Figure record listings
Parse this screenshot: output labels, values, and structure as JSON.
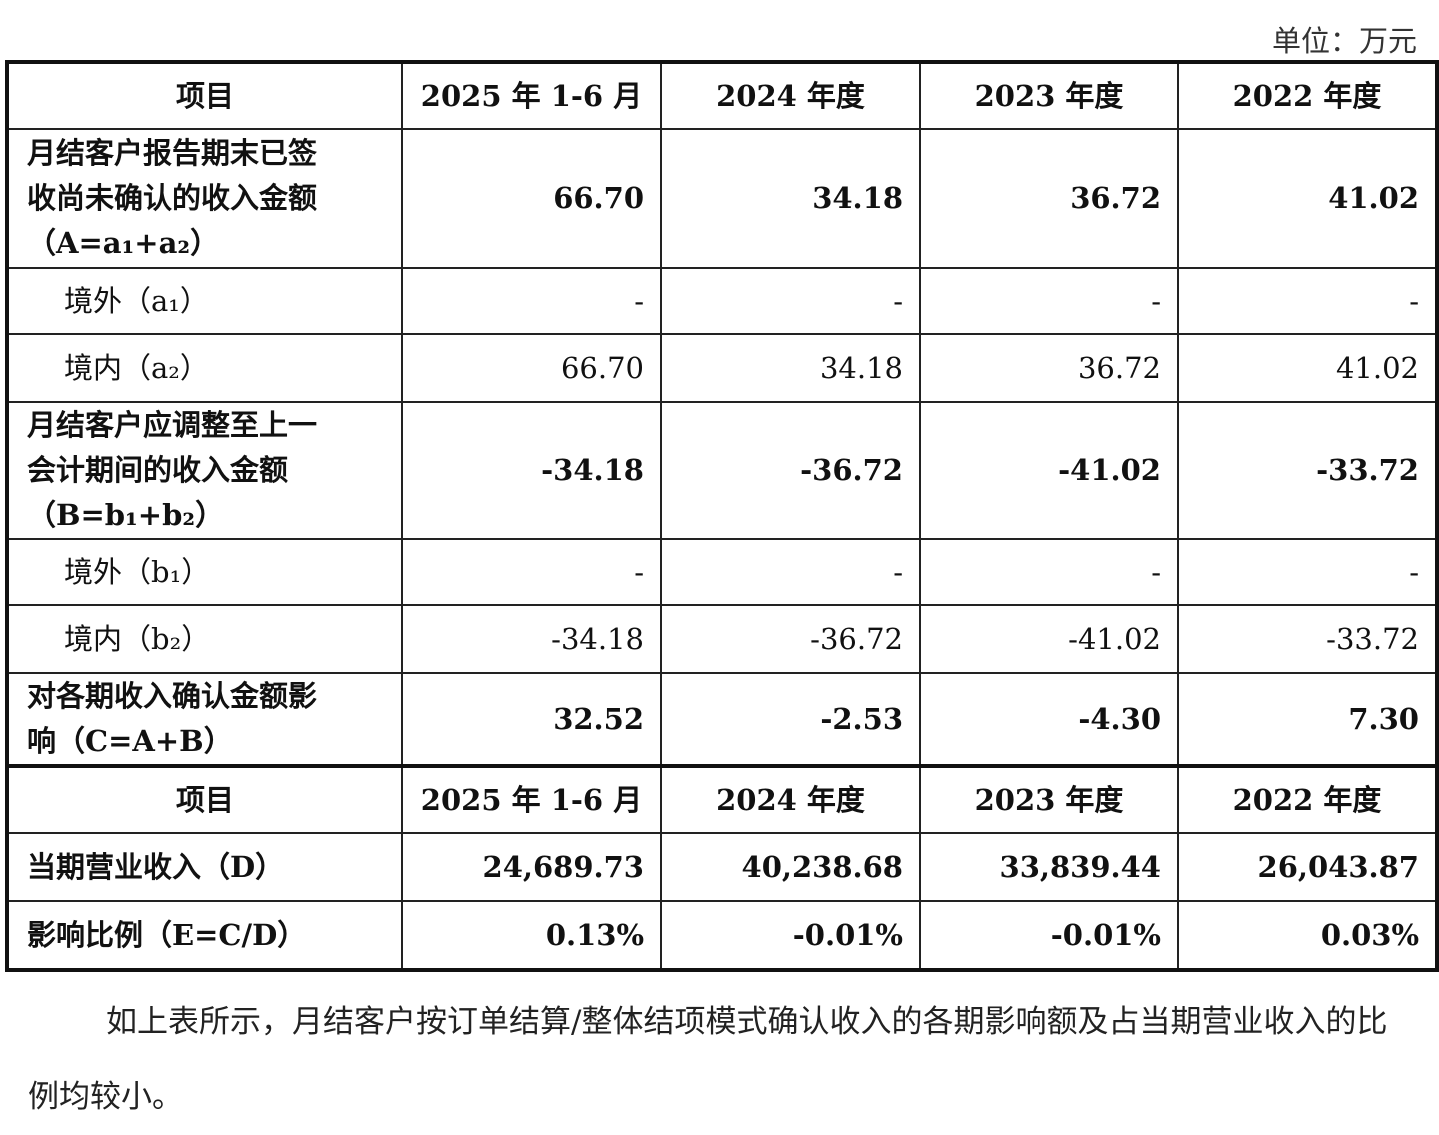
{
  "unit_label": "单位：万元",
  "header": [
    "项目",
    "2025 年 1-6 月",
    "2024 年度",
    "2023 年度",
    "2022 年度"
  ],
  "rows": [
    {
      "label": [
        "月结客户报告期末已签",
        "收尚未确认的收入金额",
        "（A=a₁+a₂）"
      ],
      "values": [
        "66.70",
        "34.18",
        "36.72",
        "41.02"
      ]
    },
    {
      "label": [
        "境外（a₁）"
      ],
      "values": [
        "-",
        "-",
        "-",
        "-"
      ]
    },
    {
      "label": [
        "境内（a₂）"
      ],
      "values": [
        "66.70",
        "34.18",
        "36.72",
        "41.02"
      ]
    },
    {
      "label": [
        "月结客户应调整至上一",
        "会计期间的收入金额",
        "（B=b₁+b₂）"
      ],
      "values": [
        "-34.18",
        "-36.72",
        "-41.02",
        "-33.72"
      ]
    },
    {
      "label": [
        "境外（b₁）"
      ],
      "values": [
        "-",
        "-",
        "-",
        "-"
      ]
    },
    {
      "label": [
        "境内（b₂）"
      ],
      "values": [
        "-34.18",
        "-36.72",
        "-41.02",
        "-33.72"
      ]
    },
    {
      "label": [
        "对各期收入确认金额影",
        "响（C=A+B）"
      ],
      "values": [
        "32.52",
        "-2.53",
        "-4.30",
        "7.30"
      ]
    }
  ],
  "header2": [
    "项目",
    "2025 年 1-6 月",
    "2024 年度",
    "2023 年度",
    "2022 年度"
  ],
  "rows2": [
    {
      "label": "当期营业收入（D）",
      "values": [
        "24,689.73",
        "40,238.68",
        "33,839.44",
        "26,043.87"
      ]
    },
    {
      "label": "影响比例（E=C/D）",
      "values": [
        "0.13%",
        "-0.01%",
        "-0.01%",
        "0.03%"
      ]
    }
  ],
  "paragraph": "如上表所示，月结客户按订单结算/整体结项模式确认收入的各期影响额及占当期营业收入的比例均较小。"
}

**Requirement:**
Repeat the records above exactly, leaving out the pictures.

**Worked answer:**
Parse this screenshot: output labels, values, and structure as JSON.
{
  "unit_label": "单位：万元",
  "header": [
    "项目",
    "2025 年 1-6 月",
    "2024 年度",
    "2023 年度",
    "2022 年度"
  ],
  "rows": [
    {
      "label": [
        "月结客户报告期末已签",
        "收尚未确认的收入金额",
        "（A=a₁+a₂）"
      ],
      "values": [
        "66.70",
        "34.18",
        "36.72",
        "41.02"
      ]
    },
    {
      "label": [
        "境外（a₁）"
      ],
      "values": [
        "-",
        "-",
        "-",
        "-"
      ]
    },
    {
      "label": [
        "境内（a₂）"
      ],
      "values": [
        "66.70",
        "34.18",
        "36.72",
        "41.02"
      ]
    },
    {
      "label": [
        "月结客户应调整至上一",
        "会计期间的收入金额",
        "（B=b₁+b₂）"
      ],
      "values": [
        "-34.18",
        "-36.72",
        "-41.02",
        "-33.72"
      ]
    },
    {
      "label": [
        "境外（b₁）"
      ],
      "values": [
        "-",
        "-",
        "-",
        "-"
      ]
    },
    {
      "label": [
        "境内（b₂）"
      ],
      "values": [
        "-34.18",
        "-36.72",
        "-41.02",
        "-33.72"
      ]
    },
    {
      "label": [
        "对各期收入确认金额影",
        "响（C=A+B）"
      ],
      "values": [
        "32.52",
        "-2.53",
        "-4.30",
        "7.30"
      ]
    }
  ],
  "header2": [
    "项目",
    "2025 年 1-6 月",
    "2024 年度",
    "2023 年度",
    "2022 年度"
  ],
  "rows2": [
    {
      "label": "当期营业收入（D）",
      "values": [
        "24,689.73",
        "40,238.68",
        "33,839.44",
        "26,043.87"
      ]
    },
    {
      "label": "影响比例（E=C/D）",
      "values": [
        "0.13%",
        "-0.01%",
        "-0.01%",
        "0.03%"
      ]
    }
  ],
  "paragraph": "如上表所示，月结客户按订单结算/整体结项模式确认收入的各期影响额及占当期营业收入的比例均较小。"
}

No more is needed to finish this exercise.